* [REQUIRED WORK]: Answer with nothing except the number of lines that contain the word "Baba".

* [GIVEN INFORMATION]:
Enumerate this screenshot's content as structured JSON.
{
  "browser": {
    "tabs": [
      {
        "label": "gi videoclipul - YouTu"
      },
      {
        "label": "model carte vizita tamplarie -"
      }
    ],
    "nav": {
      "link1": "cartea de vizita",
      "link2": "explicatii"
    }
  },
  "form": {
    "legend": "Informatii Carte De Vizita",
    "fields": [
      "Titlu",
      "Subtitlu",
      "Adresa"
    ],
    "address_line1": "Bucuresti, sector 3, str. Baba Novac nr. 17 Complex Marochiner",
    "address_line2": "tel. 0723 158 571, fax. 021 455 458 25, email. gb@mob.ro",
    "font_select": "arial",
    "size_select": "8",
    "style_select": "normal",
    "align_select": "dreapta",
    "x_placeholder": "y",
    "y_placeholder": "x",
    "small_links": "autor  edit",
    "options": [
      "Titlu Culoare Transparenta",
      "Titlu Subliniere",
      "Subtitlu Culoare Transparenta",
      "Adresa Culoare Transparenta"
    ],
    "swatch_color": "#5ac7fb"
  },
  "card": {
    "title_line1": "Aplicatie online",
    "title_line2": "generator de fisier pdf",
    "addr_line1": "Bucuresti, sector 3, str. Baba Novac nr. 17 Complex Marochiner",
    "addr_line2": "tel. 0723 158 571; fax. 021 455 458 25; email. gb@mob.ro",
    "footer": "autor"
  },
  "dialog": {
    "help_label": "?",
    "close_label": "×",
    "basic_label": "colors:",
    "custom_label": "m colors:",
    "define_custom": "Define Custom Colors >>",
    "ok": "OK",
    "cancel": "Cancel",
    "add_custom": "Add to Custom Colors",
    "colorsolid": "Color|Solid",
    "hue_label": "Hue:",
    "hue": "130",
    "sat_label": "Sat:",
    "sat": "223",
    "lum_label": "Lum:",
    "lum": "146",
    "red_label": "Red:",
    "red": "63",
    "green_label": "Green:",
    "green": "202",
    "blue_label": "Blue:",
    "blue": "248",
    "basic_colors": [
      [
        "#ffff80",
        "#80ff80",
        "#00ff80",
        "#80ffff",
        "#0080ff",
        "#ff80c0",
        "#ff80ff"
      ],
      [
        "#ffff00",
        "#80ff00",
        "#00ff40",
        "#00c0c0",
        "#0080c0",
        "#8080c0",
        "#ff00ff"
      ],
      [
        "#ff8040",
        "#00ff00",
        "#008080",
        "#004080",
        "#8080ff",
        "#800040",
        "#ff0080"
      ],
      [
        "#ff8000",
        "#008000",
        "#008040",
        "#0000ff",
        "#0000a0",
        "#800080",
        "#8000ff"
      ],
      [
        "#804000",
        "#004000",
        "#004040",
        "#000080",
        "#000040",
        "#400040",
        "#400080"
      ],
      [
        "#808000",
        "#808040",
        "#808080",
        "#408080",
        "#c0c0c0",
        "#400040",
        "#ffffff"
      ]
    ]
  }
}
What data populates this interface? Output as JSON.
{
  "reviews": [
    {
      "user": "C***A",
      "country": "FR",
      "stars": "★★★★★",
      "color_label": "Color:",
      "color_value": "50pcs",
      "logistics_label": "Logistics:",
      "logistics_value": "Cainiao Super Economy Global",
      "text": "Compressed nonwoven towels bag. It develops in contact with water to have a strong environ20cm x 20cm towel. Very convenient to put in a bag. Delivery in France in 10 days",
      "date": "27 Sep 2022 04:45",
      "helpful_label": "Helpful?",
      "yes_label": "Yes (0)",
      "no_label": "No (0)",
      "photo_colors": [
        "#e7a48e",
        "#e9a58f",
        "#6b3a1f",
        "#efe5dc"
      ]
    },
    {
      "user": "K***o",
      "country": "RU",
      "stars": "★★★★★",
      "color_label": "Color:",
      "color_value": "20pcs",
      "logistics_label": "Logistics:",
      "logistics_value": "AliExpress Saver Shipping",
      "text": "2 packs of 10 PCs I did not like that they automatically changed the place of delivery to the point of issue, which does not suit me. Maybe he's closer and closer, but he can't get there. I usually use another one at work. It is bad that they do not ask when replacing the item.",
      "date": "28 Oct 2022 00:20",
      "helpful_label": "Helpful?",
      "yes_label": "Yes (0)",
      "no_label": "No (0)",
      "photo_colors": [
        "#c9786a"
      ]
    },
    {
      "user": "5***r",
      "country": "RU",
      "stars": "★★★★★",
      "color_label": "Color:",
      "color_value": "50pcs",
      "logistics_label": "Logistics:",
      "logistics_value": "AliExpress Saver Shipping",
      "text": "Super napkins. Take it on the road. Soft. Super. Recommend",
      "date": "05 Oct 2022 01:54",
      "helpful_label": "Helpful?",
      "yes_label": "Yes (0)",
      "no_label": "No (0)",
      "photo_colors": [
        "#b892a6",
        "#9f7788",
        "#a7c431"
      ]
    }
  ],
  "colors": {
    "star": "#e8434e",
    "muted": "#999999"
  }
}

* [COMPLETED EXERCISE]: 2